Restate the data below word for word. Skip any images it contains.
Begin
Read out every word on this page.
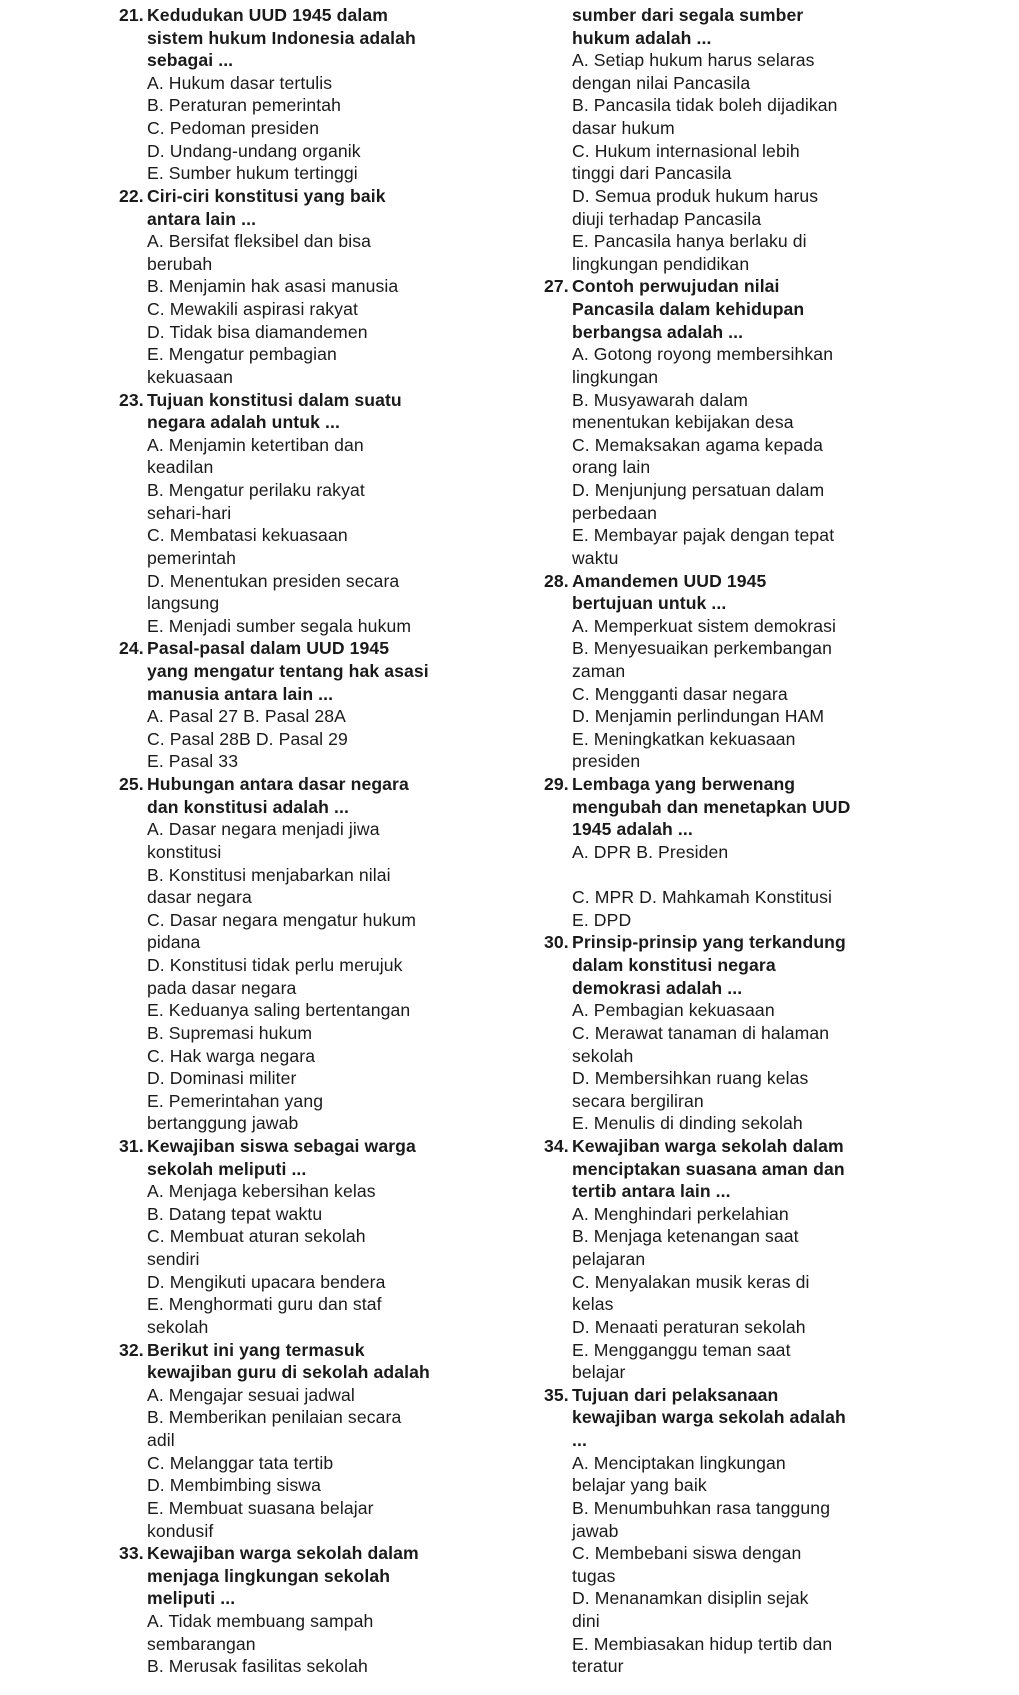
21. Kedudukan UUD 1945 dalam
sistem hukum Indonesia adalah
sebagai ...
A. Hukum dasar tertulis
B. Peraturan pemerintah
C. Pedoman presiden
D. Undang-undang organik
E. Sumber hukum tertinggi
22. Ciri-ciri konstitusi yang baik
antara lain ...
A. Bersifat fleksibel dan bisa
berubah
B. Menjamin hak asasi manusia
C. Mewakili aspirasi rakyat
D. Tidak bisa diamandemen
E. Mengatur pembagian
kekuasaan
23. Tujuan konstitusi dalam suatu
negara adalah untuk ...
A. Menjamin ketertiban dan
keadilan
B. Mengatur perilaku rakyat
sehari-hari
C. Membatasi kekuasaan
pemerintah
D. Menentukan presiden secara
langsung
E. Menjadi sumber segala hukum
24. Pasal-pasal dalam UUD 1945
yang mengatur tentang hak asasi
manusia antara lain ...
A. Pasal 27 B. Pasal 28A
C. Pasal 28B D. Pasal 29
E. Pasal 33
25. Hubungan antara dasar negara
dan konstitusi adalah ...
A. Dasar negara menjadi jiwa
konstitusi
B. Konstitusi menjabarkan nilai
dasar negara
C. Dasar negara mengatur hukum
pidana
D. Konstitusi tidak perlu merujuk
pada dasar negara
E. Keduanya saling bertentangan
B. Supremasi hukum
C. Hak warga negara
D. Dominasi militer
E. Pemerintahan yang
bertanggung jawab
31. Kewajiban siswa sebagai warga
sekolah meliputi ...
A. Menjaga kebersihan kelas
B. Datang tepat waktu
C. Membuat aturan sekolah
sendiri
D. Mengikuti upacara bendera
E. Menghormati guru dan staf
sekolah
32. Berikut ini yang termasuk
kewajiban guru di sekolah adalah
A. Mengajar sesuai jadwal
B. Memberikan penilaian secara
adil
C. Melanggar tata tertib
D. Membimbing siswa
E. Membuat suasana belajar
kondusif
33. Kewajiban warga sekolah dalam
menjaga lingkungan sekolah
meliputi ...
A. Tidak membuang sampah
sembarangan
B. Merusak fasilitas sekolah
sumber dari segala sumber
hukum adalah ...
A. Setiap hukum harus selaras
dengan nilai Pancasila
B. Pancasila tidak boleh dijadikan
dasar hukum
C. Hukum internasional lebih
tinggi dari Pancasila
D. Semua produk hukum harus
diuji terhadap Pancasila
E. Pancasila hanya berlaku di
lingkungan pendidikan
27. Contoh perwujudan nilai
Pancasila dalam kehidupan
berbangsa adalah ...
A. Gotong royong membersihkan
lingkungan
B. Musyawarah dalam
menentukan kebijakan desa
C. Memaksakan agama kepada
orang lain
D. Menjunjung persatuan dalam
perbedaan
E. Membayar pajak dengan tepat
waktu
28. Amandemen UUD 1945
bertujuan untuk ...
A. Memperkuat sistem demokrasi
B. Menyesuaikan perkembangan
zaman
C. Mengganti dasar negara
D. Menjamin perlindungan HAM
E. Meningkatkan kekuasaan
presiden
29. Lembaga yang berwenang
mengubah dan menetapkan UUD
1945 adalah ...
A. DPR B. Presiden
C. MPR D. Mahkamah Konstitusi
E. DPD
30. Prinsip-prinsip yang terkandung
dalam konstitusi negara
demokrasi adalah ...
A. Pembagian kekuasaan
C. Merawat tanaman di halaman
sekolah
D. Membersihkan ruang kelas
secara bergiliran
E. Menulis di dinding sekolah
34. Kewajiban warga sekolah dalam
menciptakan suasana aman dan
tertib antara lain ...
A. Menghindari perkelahian
B. Menjaga ketenangan saat
pelajaran
C. Menyalakan musik keras di
kelas
D. Menaati peraturan sekolah
E. Mengganggu teman saat
belajar
35. Tujuan dari pelaksanaan
kewajiban warga sekolah adalah
...
A. Menciptakan lingkungan
belajar yang baik
B. Menumbuhkan rasa tanggung
jawab
C. Membebani siswa dengan
tugas
D. Menanamkan disiplin sejak
dini
E. Membiasakan hidup tertib dan
teratur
End
▶ _Response_:
Read out every word on this page.
21. Kedudukan UUD 1945 dalam
sistem hukum Indonesia adalah
sebagai ...
A. Hukum dasar tertulis
B. Peraturan pemerintah
C. Pedoman presiden
D. Undang-undang organik
E. Sumber hukum tertinggi
22. Ciri-ciri konstitusi yang baik
antara lain ...
A. Bersifat fleksibel dan bisa
berubah
B. Menjamin hak asasi manusia
C. Mewakili aspirasi rakyat
D. Tidak bisa diamandemen
E. Mengatur pembagian
kekuasaan
23. Tujuan konstitusi dalam suatu
negara adalah untuk ...
A. Menjamin ketertiban dan
keadilan
B. Mengatur perilaku rakyat
sehari-hari
C. Membatasi kekuasaan
pemerintah
D. Menentukan presiden secara
langsung
E. Menjadi sumber segala hukum
24. Pasal-pasal dalam UUD 1945
yang mengatur tentang hak asasi
manusia antara lain ...
A. Pasal 27 B. Pasal 28A
C. Pasal 28B D. Pasal 29
E. Pasal 33
25. Hubungan antara dasar negara
dan konstitusi adalah ...
A. Dasar negara menjadi jiwa
konstitusi
B. Konstitusi menjabarkan nilai
dasar negara
C. Dasar negara mengatur hukum
pidana
D. Konstitusi tidak perlu merujuk
pada dasar negara
E. Keduanya saling bertentangan
B. Supremasi hukum
C. Hak warga negara
D. Dominasi militer
E. Pemerintahan yang
bertanggung jawab
31. Kewajiban siswa sebagai warga
sekolah meliputi ...
A. Menjaga kebersihan kelas
B. Datang tepat waktu
C. Membuat aturan sekolah
sendiri
D. Mengikuti upacara bendera
E. Menghormati guru dan staf
sekolah
32. Berikut ini yang termasuk
kewajiban guru di sekolah adalah
A. Mengajar sesuai jadwal
B. Memberikan penilaian secara
adil
C. Melanggar tata tertib
D. Membimbing siswa
E. Membuat suasana belajar
kondusif
33. Kewajiban warga sekolah dalam
menjaga lingkungan sekolah
meliputi ...
A. Tidak membuang sampah
sembarangan
B. Merusak fasilitas sekolah
sumber dari segala sumber
hukum adalah ...
A. Setiap hukum harus selaras
dengan nilai Pancasila
B. Pancasila tidak boleh dijadikan
dasar hukum
C. Hukum internasional lebih
tinggi dari Pancasila
D. Semua produk hukum harus
diuji terhadap Pancasila
E. Pancasila hanya berlaku di
lingkungan pendidikan
27. Contoh perwujudan nilai
Pancasila dalam kehidupan
berbangsa adalah ...
A. Gotong royong membersihkan
lingkungan
B. Musyawarah dalam
menentukan kebijakan desa
C. Memaksakan agama kepada
orang lain
D. Menjunjung persatuan dalam
perbedaan
E. Membayar pajak dengan tepat
waktu
28. Amandemen UUD 1945
bertujuan untuk ...
A. Memperkuat sistem demokrasi
B. Menyesuaikan perkembangan
zaman
C. Mengganti dasar negara
D. Menjamin perlindungan HAM
E. Meningkatkan kekuasaan
presiden
29. Lembaga yang berwenang
mengubah dan menetapkan UUD
1945 adalah ...
A. DPR B. Presiden
C. MPR D. Mahkamah Konstitusi
E. DPD
30. Prinsip-prinsip yang terkandung
dalam konstitusi negara
demokrasi adalah ...
A. Pembagian kekuasaan
C. Merawat tanaman di halaman
sekolah
D. Membersihkan ruang kelas
secara bergiliran
E. Menulis di dinding sekolah
34. Kewajiban warga sekolah dalam
menciptakan suasana aman dan
tertib antara lain ...
A. Menghindari perkelahian
B. Menjaga ketenangan saat
pelajaran
C. Menyalakan musik keras di
kelas
D. Menaati peraturan sekolah
E. Mengganggu teman saat
belajar
35. Tujuan dari pelaksanaan
kewajiban warga sekolah adalah
...
A. Menciptakan lingkungan
belajar yang baik
B. Menumbuhkan rasa tanggung
jawab
C. Membebani siswa dengan
tugas
D. Menanamkan disiplin sejak
dini
E. Membiasakan hidup tertib dan
teratur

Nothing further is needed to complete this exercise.